◆ **Exercise details**
Only the number is wanted: how many lines of these entries contain the word "αμπελώνων"?

◆ **Extracted information**
________________

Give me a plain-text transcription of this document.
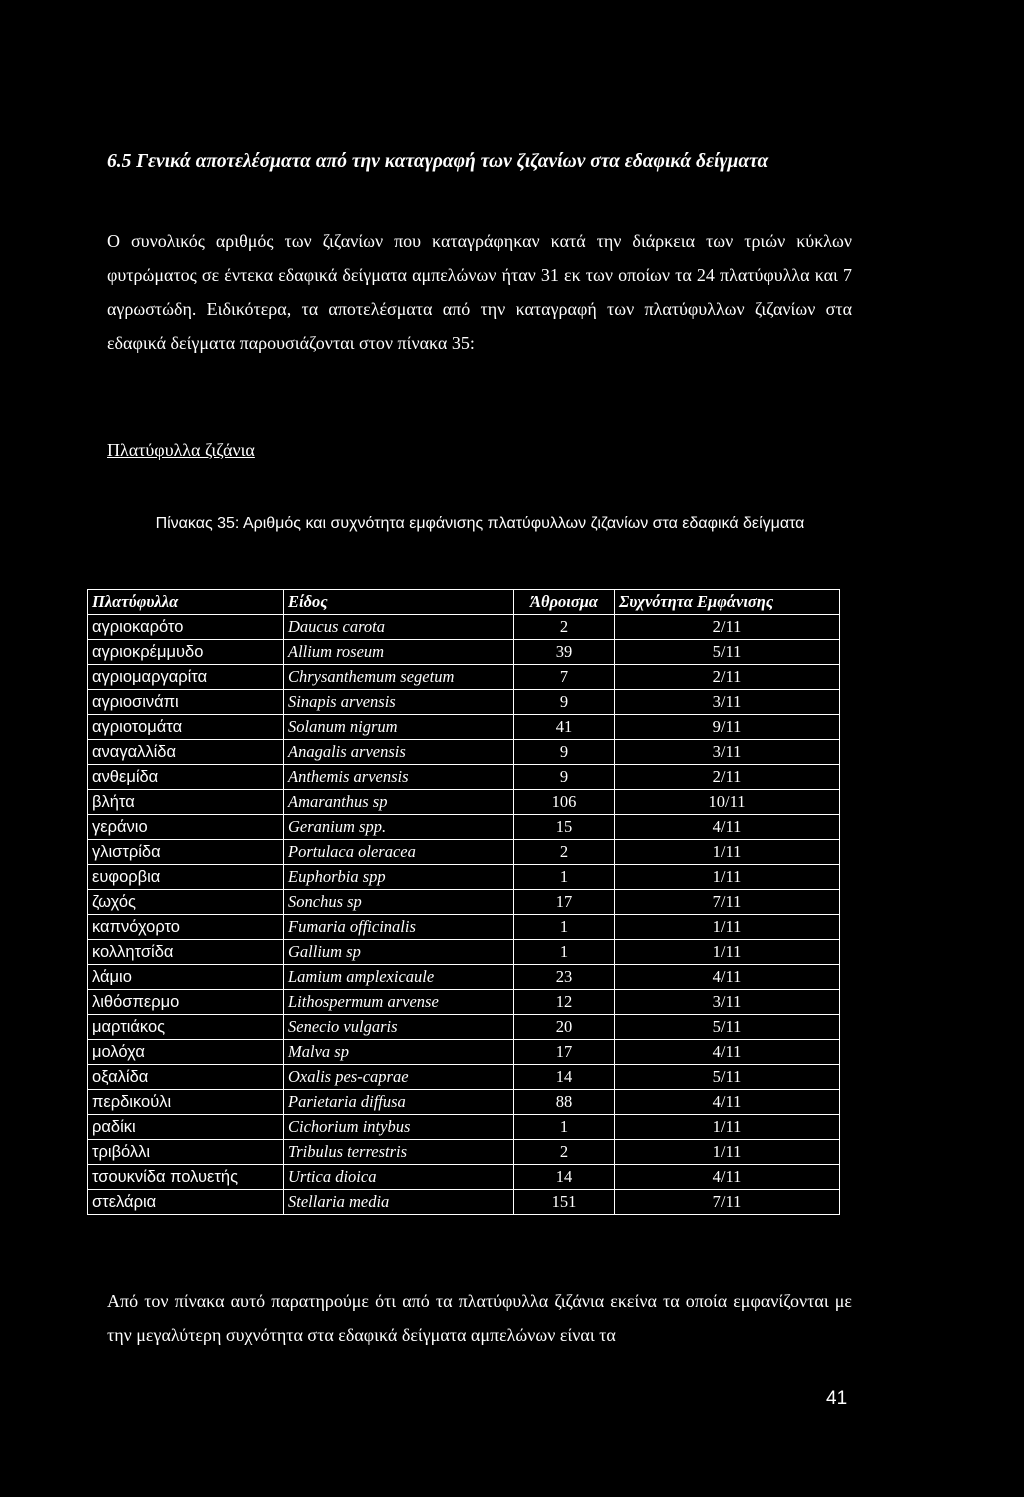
6.5 Γενικά αποτελέσματα από την καταγραφή των ζιζανίων στα εδαφικά δείγματα
Ο συνολικός αριθμός των ζιζανίων που καταγράφηκαν κατά την διάρκεια των τριών κύκλων φυτρώματος σε έντεκα εδαφικά δείγματα αμπελώνων ήταν 31 εκ των οποίων τα 24 πλατύφυλλα και 7 αγρωστώδη. Ειδικότερα, τα αποτελέσματα από την καταγραφή των πλατύφυλλων ζιζανίων στα εδαφικά δείγματα παρουσιάζονται στον πίνακα 35:
Πλατύφυλλα ζιζάνια
Πίνακας 35: Αριθμός και συχνότητα εμφάνισης πλατύφυλλων ζιζανίων στα εδαφικά δείγματα
Πλατύφυλλα	Είδος	Άθροισμα	Συχνότητα Εμφάνισης
αγριοκαρότο	Daucus carota	2	2/11
αγριοκρέμμυδο	Allium roseum	39	5/11
αγριομαργαρίτα	Chrysanthemum segetum	7	2/11
αγριοσινάπι	Sinapis arvensis	9	3/11
αγριοτομάτα	Solanum nigrum	41	9/11
αναγαλλίδα	Anagalis arvensis	9	3/11
ανθεμίδα	Anthemis arvensis	9	2/11
βλήτα	Amaranthus sp	106	10/11
γεράνιο	Geranium spp.	15	4/11
γλιστρίδα	Portulaca oleracea	2	1/11
ευφορβια	Euphorbia spp	1	1/11
ζωχός	Sonchus sp	17	7/11
καπνόχορτο	Fumaria officinalis	1	1/11
κολλητσίδα	Gallium sp	1	1/11
λάμιο	Lamium amplexicaule	23	4/11
λιθόσπερμο	Lithospermum arvense	12	3/11
μαρτιάκος	Senecio vulgaris	20	5/11
μολόχα	Malva sp	17	4/11
οξαλίδα	Oxalis pes-caprae	14	5/11
περδικούλι	Parietaria diffusa	88	4/11
ραδίκι	Cichorium intybus	1	1/11
τριβόλλι	Tribulus terrestris	2	1/11
τσουκνίδα πολυετής	Urtica dioica	14	4/11
στελάρια	Stellaria media	151	7/11
Από τον πίνακα αυτό παρατηρούμε ότι από τα πλατύφυλλα ζιζάνια εκείνα τα οποία εμφανίζονται με την μεγαλύτερη συχνότητα στα εδαφικά δείγματα αμπελώνων είναι τα
41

________________

◆ **Result**
2